**PROBLEM REQUIREMENTS:**
Say how many lines hold the string "ylabel", and nothing more.

Stored records
# # #
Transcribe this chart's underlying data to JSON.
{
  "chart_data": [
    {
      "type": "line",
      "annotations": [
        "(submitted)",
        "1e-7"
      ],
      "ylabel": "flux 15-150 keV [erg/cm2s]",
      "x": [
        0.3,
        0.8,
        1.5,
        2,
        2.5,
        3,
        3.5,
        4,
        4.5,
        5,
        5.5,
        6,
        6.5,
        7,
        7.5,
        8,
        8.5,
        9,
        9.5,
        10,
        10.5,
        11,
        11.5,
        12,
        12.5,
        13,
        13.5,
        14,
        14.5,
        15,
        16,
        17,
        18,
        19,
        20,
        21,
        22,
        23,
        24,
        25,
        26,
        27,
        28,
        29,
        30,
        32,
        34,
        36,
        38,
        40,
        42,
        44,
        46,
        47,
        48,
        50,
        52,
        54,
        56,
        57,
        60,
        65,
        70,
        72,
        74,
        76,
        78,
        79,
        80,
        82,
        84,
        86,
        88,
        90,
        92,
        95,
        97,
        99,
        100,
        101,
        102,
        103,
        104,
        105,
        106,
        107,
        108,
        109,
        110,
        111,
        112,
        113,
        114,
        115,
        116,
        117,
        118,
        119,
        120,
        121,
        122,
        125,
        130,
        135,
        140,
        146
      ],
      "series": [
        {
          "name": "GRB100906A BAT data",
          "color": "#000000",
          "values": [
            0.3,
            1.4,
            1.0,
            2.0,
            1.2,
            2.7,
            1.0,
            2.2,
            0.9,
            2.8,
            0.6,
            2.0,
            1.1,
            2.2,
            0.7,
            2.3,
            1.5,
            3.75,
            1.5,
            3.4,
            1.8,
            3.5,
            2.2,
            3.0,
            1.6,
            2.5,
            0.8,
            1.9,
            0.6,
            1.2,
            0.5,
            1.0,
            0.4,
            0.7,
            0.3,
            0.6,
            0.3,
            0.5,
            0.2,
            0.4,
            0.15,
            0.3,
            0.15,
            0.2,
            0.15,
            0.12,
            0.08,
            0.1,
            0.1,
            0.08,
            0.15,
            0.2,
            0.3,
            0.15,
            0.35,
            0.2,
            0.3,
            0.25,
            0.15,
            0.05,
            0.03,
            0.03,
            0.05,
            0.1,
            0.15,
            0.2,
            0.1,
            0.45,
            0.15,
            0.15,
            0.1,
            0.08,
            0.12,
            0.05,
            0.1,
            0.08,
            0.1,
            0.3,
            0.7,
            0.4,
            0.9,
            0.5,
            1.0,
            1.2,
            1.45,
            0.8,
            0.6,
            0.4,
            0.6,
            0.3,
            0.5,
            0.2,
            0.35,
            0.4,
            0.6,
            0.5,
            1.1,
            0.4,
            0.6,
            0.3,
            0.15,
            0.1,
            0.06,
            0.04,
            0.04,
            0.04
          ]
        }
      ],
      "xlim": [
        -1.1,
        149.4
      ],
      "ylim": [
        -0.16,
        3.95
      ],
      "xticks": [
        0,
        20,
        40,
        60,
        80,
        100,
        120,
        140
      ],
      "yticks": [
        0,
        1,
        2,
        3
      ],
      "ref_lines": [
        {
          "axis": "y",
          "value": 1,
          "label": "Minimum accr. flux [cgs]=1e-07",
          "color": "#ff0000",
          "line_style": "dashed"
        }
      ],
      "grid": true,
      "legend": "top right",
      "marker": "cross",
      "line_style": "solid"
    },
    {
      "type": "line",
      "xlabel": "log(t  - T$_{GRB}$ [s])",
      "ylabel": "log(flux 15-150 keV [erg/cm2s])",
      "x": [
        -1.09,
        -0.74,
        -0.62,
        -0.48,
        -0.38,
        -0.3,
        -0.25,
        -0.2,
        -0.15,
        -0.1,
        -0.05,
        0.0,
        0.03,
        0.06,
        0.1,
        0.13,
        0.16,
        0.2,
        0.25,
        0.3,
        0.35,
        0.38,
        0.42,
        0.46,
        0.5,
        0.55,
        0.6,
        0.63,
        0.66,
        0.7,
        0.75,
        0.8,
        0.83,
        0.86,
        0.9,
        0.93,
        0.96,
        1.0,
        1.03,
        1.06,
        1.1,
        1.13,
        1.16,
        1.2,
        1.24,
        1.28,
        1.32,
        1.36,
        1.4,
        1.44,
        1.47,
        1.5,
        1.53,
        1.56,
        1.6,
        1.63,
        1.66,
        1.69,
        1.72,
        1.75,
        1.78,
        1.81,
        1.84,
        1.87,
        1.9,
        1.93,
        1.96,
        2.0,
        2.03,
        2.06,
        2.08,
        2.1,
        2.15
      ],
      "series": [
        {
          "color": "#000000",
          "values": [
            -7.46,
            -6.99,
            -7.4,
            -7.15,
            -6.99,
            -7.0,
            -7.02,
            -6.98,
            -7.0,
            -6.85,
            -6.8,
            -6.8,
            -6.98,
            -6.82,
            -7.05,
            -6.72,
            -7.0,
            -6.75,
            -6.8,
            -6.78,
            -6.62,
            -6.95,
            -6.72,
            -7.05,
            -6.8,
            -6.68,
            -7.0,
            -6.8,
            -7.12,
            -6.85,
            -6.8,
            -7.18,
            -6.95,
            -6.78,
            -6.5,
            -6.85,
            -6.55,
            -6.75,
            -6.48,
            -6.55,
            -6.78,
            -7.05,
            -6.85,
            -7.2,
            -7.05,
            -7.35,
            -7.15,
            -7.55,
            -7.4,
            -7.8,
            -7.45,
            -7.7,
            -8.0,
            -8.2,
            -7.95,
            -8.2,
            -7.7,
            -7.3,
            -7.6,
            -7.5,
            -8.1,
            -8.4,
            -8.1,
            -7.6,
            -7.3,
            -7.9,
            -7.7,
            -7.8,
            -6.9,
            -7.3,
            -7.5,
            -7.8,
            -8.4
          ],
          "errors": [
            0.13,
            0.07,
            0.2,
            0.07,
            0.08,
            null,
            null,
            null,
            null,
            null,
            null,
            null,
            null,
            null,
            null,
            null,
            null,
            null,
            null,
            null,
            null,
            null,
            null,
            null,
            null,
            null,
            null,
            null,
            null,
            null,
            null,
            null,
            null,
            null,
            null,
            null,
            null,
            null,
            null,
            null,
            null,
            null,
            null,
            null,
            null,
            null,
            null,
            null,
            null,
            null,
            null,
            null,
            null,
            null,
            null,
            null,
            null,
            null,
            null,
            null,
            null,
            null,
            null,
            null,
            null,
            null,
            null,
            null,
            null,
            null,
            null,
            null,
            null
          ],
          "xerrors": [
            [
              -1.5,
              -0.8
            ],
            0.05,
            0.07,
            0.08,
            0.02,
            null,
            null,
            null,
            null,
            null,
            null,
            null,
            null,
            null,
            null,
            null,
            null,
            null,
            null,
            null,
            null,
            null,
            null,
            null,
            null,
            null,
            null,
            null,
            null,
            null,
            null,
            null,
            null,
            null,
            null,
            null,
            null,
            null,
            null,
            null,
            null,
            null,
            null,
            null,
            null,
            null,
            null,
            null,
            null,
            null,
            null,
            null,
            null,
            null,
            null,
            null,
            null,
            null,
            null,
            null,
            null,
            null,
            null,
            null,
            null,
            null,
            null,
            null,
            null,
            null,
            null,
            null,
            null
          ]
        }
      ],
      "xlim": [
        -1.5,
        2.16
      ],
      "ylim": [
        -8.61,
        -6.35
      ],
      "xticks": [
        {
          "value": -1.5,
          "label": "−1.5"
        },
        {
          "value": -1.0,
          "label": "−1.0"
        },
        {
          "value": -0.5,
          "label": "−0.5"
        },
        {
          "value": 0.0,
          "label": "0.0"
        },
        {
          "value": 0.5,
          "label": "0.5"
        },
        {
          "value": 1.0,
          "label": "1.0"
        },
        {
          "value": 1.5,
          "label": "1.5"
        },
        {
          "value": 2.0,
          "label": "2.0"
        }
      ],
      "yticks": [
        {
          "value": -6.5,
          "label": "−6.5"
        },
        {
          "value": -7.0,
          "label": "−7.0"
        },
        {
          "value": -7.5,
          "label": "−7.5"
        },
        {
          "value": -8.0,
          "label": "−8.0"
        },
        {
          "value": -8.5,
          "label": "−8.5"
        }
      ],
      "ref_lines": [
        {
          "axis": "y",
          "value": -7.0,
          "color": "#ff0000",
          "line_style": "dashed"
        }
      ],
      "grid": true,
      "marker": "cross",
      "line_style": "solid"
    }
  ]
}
# # #
**REPLY TO THE TASK:**
2